- _WORK REQUIRED_:
Locate each line below that includes "淘金男孩" and reproduce it.

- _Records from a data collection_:
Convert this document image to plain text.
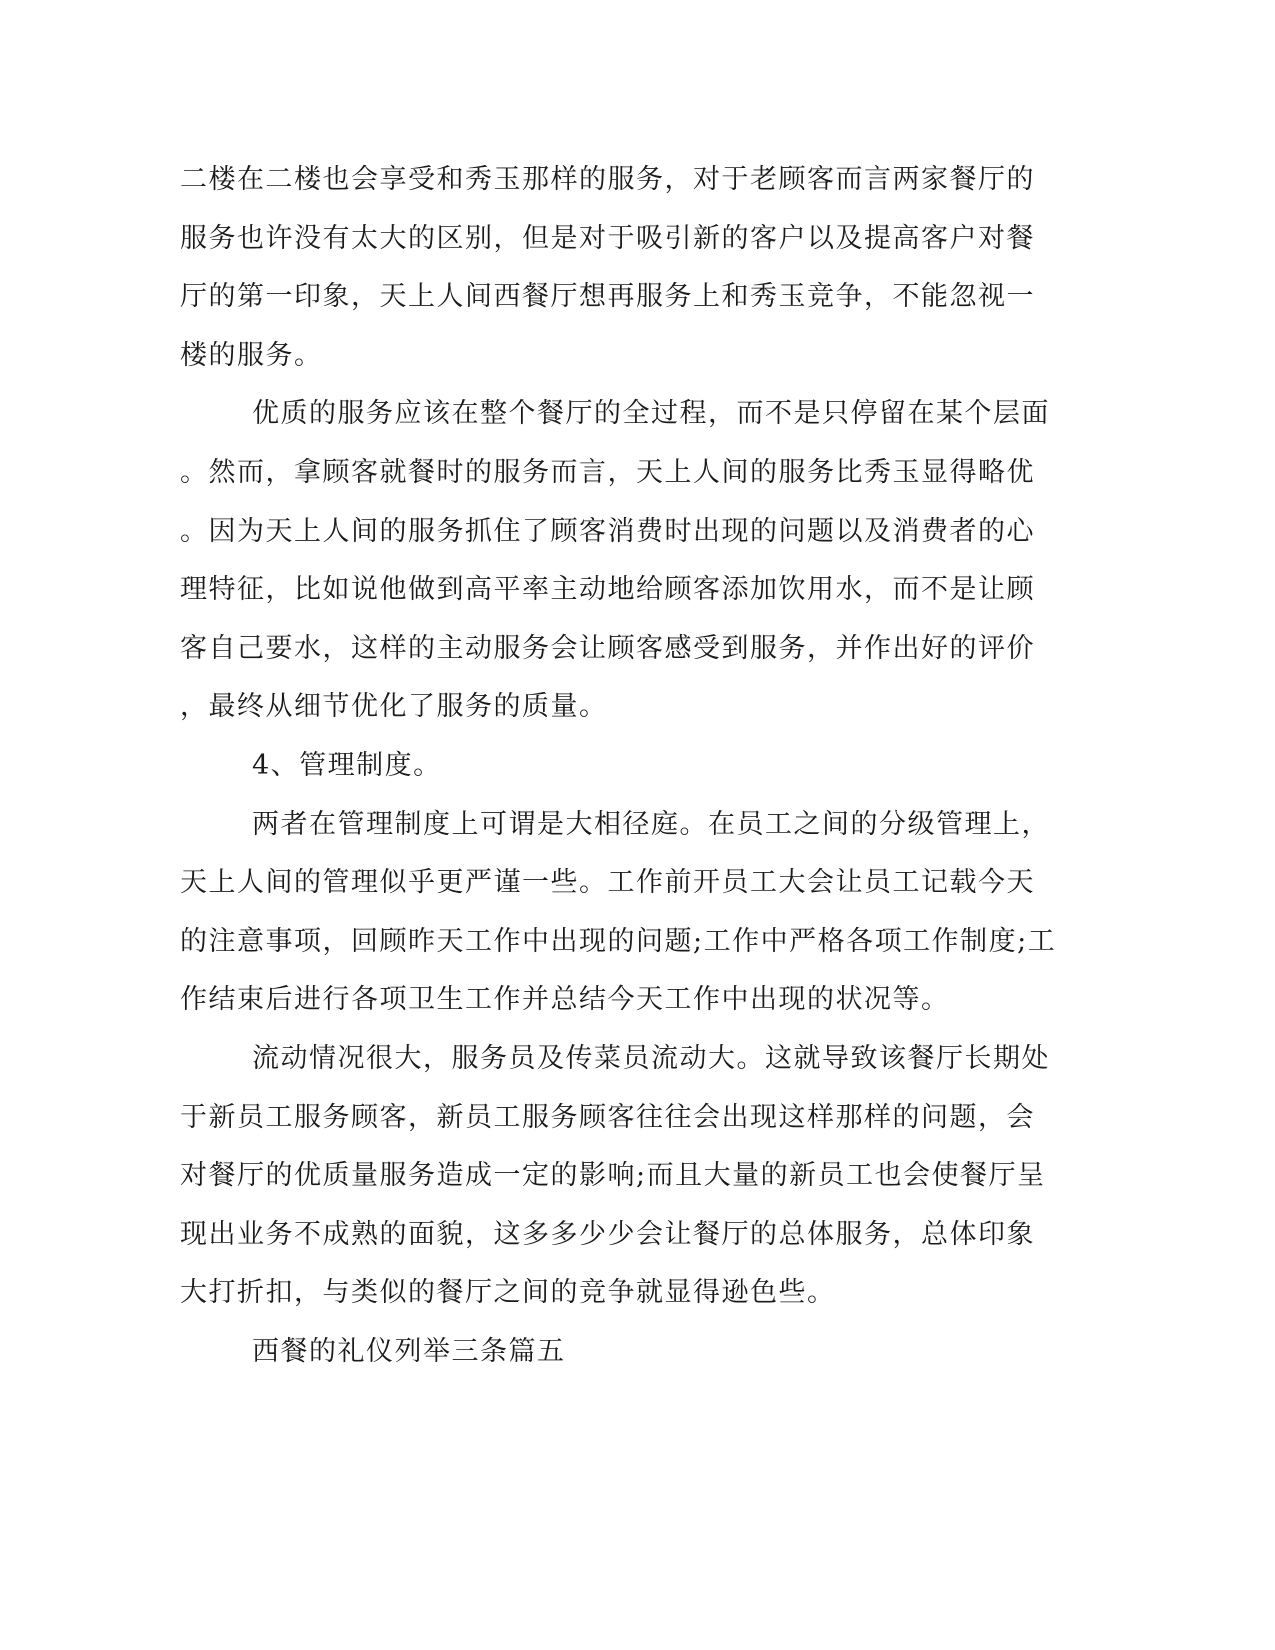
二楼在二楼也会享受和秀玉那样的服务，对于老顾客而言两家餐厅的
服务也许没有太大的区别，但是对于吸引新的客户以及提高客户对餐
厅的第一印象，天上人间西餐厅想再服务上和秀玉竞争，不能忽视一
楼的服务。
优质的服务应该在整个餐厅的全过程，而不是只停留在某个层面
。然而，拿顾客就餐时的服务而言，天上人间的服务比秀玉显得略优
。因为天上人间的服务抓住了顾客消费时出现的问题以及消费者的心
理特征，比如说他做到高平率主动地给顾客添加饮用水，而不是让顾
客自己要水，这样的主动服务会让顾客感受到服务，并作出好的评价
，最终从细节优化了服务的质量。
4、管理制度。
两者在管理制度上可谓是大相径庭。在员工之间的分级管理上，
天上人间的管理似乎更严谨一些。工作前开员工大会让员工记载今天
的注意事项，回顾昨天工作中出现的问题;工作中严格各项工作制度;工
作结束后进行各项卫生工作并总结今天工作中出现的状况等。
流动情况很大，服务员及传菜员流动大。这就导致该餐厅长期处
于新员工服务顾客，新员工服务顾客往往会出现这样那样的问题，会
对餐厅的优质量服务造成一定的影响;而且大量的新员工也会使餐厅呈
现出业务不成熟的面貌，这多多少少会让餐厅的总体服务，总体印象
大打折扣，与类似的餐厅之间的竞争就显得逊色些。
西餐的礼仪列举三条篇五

--

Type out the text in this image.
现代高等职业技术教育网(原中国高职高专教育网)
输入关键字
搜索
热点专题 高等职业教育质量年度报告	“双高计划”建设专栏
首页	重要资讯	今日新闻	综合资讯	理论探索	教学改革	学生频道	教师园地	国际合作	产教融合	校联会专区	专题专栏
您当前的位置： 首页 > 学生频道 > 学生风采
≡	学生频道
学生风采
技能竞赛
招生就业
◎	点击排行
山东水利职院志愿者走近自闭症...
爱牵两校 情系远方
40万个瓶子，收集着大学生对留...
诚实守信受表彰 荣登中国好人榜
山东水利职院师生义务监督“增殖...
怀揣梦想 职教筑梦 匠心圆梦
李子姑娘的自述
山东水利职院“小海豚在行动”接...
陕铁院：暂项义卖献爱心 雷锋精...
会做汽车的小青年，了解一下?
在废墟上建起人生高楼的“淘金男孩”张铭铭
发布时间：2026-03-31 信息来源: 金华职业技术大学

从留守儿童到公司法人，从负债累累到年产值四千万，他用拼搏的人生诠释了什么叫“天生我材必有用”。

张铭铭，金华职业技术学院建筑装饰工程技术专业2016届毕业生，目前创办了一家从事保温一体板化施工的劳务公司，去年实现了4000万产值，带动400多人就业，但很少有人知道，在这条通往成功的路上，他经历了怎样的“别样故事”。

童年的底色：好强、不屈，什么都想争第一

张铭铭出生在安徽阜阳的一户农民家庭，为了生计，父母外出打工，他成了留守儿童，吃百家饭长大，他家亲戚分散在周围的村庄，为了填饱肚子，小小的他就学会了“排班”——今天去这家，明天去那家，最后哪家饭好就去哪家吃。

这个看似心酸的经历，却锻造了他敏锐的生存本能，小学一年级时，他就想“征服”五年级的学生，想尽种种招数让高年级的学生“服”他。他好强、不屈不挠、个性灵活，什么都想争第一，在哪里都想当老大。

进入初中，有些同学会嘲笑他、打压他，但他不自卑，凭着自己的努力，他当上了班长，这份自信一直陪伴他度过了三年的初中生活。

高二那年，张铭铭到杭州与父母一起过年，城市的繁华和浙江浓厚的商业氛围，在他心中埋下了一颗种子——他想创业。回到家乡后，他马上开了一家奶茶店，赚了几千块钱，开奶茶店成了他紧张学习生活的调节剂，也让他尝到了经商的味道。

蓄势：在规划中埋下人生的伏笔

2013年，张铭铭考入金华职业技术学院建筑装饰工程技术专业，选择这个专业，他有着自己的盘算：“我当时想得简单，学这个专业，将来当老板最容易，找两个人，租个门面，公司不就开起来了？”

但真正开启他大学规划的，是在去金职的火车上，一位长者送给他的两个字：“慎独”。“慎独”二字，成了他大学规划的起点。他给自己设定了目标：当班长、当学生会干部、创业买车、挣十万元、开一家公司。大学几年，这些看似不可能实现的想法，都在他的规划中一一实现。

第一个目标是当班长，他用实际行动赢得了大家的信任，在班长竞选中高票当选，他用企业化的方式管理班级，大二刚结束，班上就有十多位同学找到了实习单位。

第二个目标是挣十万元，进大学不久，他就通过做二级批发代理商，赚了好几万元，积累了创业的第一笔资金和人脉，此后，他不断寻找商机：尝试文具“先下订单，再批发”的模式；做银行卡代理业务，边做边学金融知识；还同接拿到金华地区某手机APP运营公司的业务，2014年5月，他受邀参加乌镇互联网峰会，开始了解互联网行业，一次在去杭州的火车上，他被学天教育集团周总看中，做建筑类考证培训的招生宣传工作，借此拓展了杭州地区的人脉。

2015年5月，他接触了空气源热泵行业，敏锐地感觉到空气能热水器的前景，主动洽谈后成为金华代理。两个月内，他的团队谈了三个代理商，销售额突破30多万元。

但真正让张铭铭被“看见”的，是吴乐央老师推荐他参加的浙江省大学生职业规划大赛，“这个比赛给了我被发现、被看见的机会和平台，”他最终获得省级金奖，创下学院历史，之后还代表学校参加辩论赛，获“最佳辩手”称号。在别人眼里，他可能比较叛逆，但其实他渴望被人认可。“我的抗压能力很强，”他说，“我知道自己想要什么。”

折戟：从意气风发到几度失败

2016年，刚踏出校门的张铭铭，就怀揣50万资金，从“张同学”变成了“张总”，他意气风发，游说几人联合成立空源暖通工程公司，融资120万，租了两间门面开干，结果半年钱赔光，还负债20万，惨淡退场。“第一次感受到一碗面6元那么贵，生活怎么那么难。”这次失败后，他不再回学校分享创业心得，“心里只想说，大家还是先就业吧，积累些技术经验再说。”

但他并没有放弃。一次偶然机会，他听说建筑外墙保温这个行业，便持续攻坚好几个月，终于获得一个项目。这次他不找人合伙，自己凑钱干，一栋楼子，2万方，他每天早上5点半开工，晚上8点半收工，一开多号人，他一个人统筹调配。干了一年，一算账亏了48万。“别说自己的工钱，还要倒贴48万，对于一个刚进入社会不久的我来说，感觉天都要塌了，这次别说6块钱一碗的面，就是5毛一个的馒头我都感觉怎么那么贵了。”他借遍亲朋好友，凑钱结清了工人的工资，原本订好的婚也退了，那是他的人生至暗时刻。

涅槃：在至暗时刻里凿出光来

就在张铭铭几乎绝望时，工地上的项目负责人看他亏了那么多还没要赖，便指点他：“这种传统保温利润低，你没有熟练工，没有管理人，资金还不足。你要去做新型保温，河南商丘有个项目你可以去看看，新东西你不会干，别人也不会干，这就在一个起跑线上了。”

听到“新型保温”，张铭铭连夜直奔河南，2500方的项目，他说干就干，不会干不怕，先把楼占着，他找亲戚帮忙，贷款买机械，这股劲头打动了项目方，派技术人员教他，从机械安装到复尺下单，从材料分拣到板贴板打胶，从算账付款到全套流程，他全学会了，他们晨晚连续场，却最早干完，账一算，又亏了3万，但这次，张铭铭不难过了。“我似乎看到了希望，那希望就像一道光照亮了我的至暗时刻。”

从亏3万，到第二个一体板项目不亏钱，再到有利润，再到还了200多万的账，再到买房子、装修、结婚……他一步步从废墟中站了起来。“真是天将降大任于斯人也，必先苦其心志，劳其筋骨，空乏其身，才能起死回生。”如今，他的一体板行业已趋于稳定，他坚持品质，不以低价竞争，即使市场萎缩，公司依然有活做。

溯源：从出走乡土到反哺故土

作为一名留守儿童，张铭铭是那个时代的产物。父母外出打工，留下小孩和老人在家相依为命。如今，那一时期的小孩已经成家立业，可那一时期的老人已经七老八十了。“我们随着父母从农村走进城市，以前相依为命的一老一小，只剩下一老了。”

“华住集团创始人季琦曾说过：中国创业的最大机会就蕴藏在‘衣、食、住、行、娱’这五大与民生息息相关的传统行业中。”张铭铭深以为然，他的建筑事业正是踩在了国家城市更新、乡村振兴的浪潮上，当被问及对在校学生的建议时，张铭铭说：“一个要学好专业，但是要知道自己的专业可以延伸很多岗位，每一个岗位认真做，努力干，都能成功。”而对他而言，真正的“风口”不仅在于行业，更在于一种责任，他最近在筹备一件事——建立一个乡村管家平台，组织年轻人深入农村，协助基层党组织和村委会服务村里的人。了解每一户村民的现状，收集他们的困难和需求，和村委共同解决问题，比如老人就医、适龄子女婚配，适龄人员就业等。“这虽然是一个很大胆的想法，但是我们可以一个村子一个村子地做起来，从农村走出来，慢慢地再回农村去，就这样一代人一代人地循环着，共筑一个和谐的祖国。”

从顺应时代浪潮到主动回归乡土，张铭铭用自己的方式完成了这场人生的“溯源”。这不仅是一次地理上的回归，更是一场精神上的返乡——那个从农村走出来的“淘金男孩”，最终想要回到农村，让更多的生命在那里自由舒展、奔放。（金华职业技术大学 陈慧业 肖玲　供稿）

- _SOLUTION BELOW_:
在废墟上建起人生高楼的“淘金男孩”张铭铭
从顺应时代浪潮到主动回归乡土，张铭铭用自己的方式完成了这场人生的“溯源”。这不仅是一次地理上的回归，更是一场精神上的返乡——那个从农村走出来的“淘金男孩”，最终想要回到农村，让更多的生命在那里自由舒展、奔放。（金华职业技术大学 陈慧业 肖玲　供稿）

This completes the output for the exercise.